Records Start Marker

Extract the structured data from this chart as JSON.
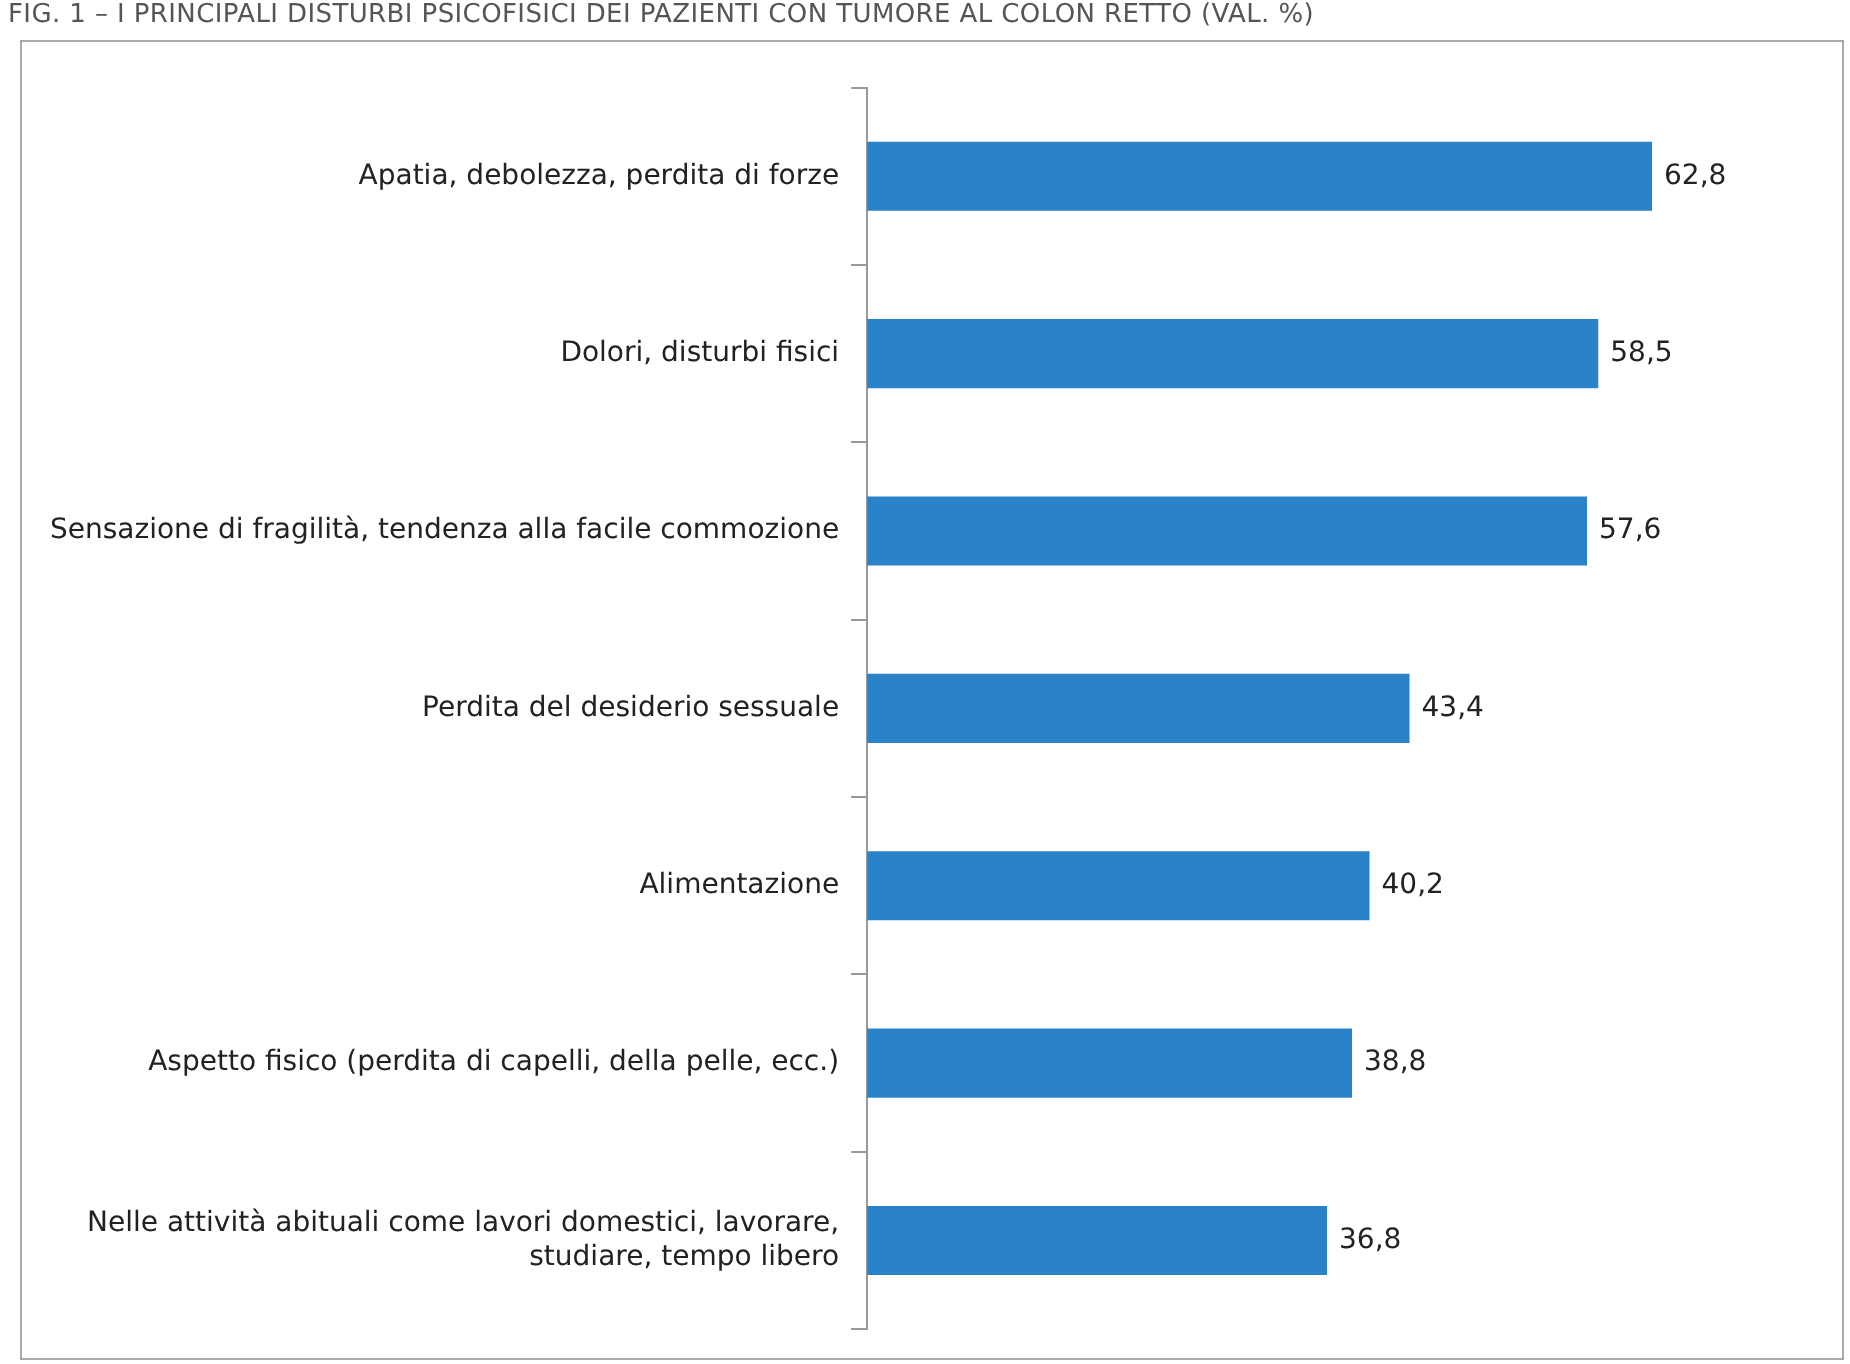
{
  "chart_data": {
    "type": "bar",
    "orientation": "horizontal",
    "title": "FIG. 1 – I PRINCIPALI DISTURBI PSICOFISICI DEI PAZIENTI CON TUMORE AL COLON RETTO (VAL. %)",
    "categories": [
      "Apatia, debolezza, perdita di forze",
      "Dolori, disturbi fisici",
      "Sensazione di fragilità, tendenza alla facile commozione",
      "Perdita del desiderio sessuale",
      "Alimentazione",
      "Aspetto fisico (perdita di capelli, della pelle, ecc.)",
      "Nelle attività abituali come lavori domestici, lavorare, studiare, tempo libero"
    ],
    "values": [
      62.8,
      58.5,
      57.6,
      43.4,
      40.2,
      38.8,
      36.8
    ],
    "value_labels": [
      "62,8",
      "58,5",
      "57,6",
      "43,4",
      "40,2",
      "38,8",
      "36,8"
    ],
    "color": "#2a83c9",
    "legend": false
  }
}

Records End Marker

Since only the text is wanted, repeat all the records above exactly and omit the pictures.

Extract the structured data from this chart as JSON.
{
  "chart_data": {
    "type": "bar",
    "orientation": "horizontal",
    "title": "FIG. 1 – I PRINCIPALI DISTURBI PSICOFISICI DEI PAZIENTI CON TUMORE AL COLON RETTO (VAL. %)",
    "categories": [
      "Apatia, debolezza, perdita di forze",
      "Dolori, disturbi fisici",
      "Sensazione di fragilità, tendenza alla facile commozione",
      "Perdita del desiderio sessuale",
      "Alimentazione",
      "Aspetto fisico (perdita di capelli, della pelle, ecc.)",
      "Nelle attività abituali come lavori domestici, lavorare, studiare, tempo libero"
    ],
    "values": [
      62.8,
      58.5,
      57.6,
      43.4,
      40.2,
      38.8,
      36.8
    ],
    "value_labels": [
      "62,8",
      "58,5",
      "57,6",
      "43,4",
      "40,2",
      "38,8",
      "36,8"
    ],
    "color": "#2a83c9",
    "legend": false
  }
}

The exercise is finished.